■ **EXERCISE DESCRIPTION**
Restate the data below word for word. Skip any images it contains.

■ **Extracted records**

+++

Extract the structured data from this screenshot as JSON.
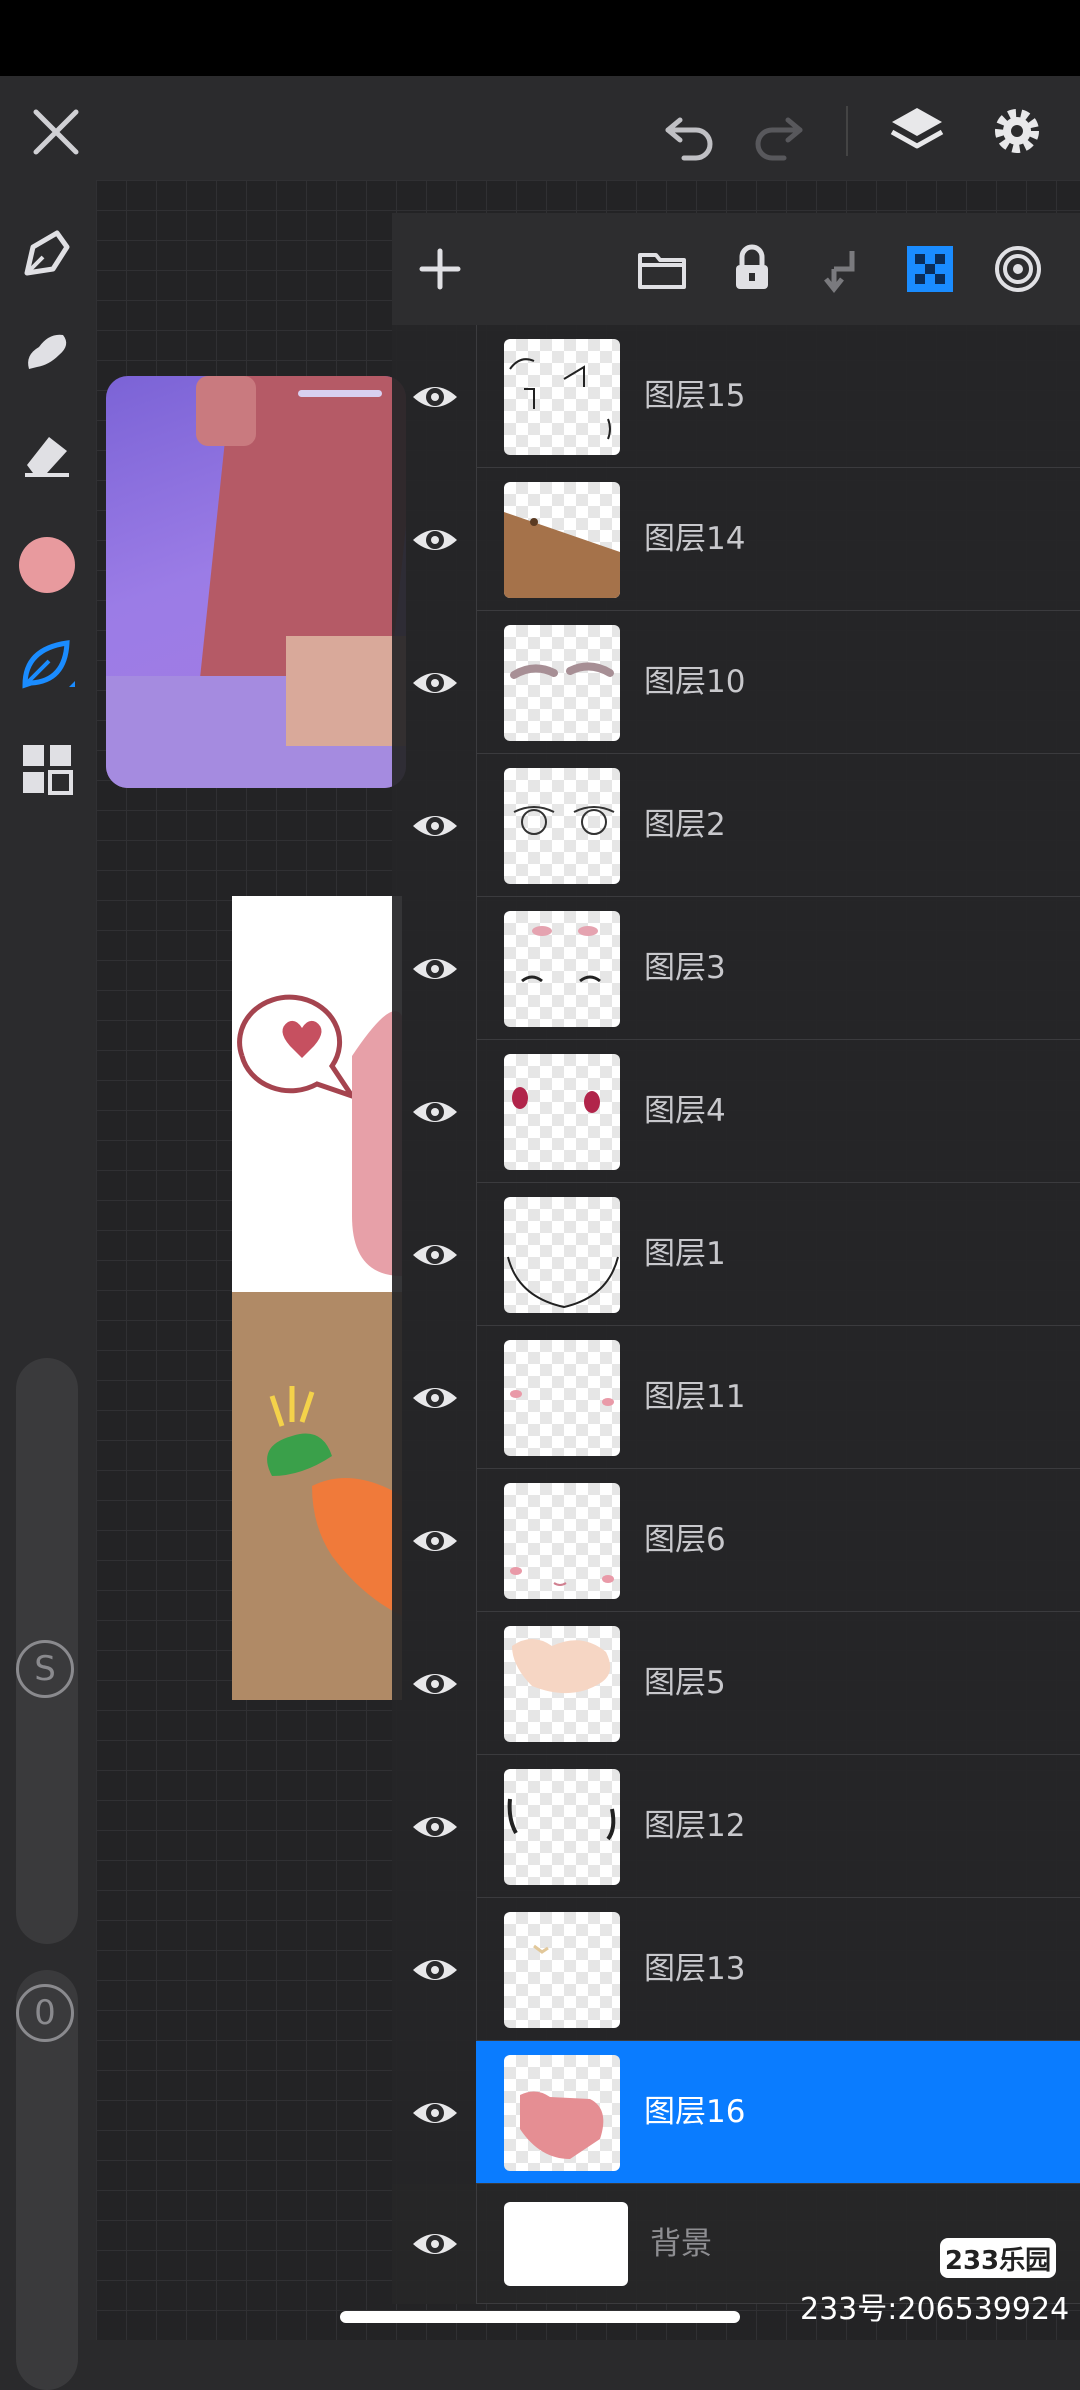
{
  "colors": {
    "accent": "#0a7cff",
    "brush_color": "#e89a9e"
  },
  "toolbar_top": {
    "close_icon": "close-icon",
    "undo_icon": "undo-icon",
    "redo_icon": "redo-icon",
    "layers_icon": "layers-icon",
    "settings_icon": "gear-icon"
  },
  "side_tools": {
    "s_label": "S",
    "o_label": "0"
  },
  "layers": {
    "header_icons": [
      "plus-icon",
      "folder-icon",
      "lock-icon",
      "merge-down-icon",
      "alpha-lock-icon",
      "target-icon"
    ],
    "items": [
      {
        "name": "图层15"
      },
      {
        "name": "图层14"
      },
      {
        "name": "图层10"
      },
      {
        "name": "图层2"
      },
      {
        "name": "图层3"
      },
      {
        "name": "图层4"
      },
      {
        "name": "图层1"
      },
      {
        "name": "图层11"
      },
      {
        "name": "图层6"
      },
      {
        "name": "图层5"
      },
      {
        "name": "图层12"
      },
      {
        "name": "图层13"
      },
      {
        "name": "图层16"
      },
      {
        "name": "背景"
      }
    ],
    "selected_index": 12
  },
  "watermark": {
    "logo": "233乐园",
    "id_text": "233号:206539924"
  }
}
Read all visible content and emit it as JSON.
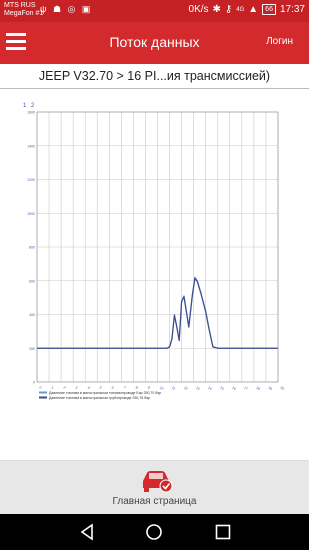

+++

■ **RESPONSE TO THIS EXERCISE**
Extract the structured data from this screenshot as JSON.
{
  "colors": {
    "accent": "#0a7cff",
    "brush_color": "#e89a9e"
  },
  "toolbar_top": {
    "close_icon": "close-icon",
    "undo_icon": "undo-icon",
    "redo_icon": "redo-icon",
    "layers_icon": "layers-icon",
    "settings_icon": "gear-icon"
  },
  "side_tools": {
    "s_label": "S",
    "o_label": "0"
  },
  "layers": {
    "header_icons": [
      "plus-icon",
      "folder-icon",
      "lock-icon",
      "merge-down-icon",
      "alpha-lock-icon",
      "target-icon"
    ],
    "items": [
      {
        "name": "图层15"
      },
      {
        "name": "图层14"
      },
      {
        "name": "图层10"
      },
      {
        "name": "图层2"
      },
      {
        "name": "图层3"
      },
      {
        "name": "图层4"
      },
      {
        "name": "图层1"
      },
      {
        "name": "图层11"
      },
      {
        "name": "图层6"
      },
      {
        "name": "图层5"
      },
      {
        "name": "图层12"
      },
      {
        "name": "图层13"
      },
      {
        "name": "图层16"
      },
      {
        "name": "背景"
      }
    ],
    "selected_index": 12
  },
  "watermark": {
    "logo": "233乐园",
    "id_text": "233号:206539924"
  }
}
Read all visible content and emit it as JSON.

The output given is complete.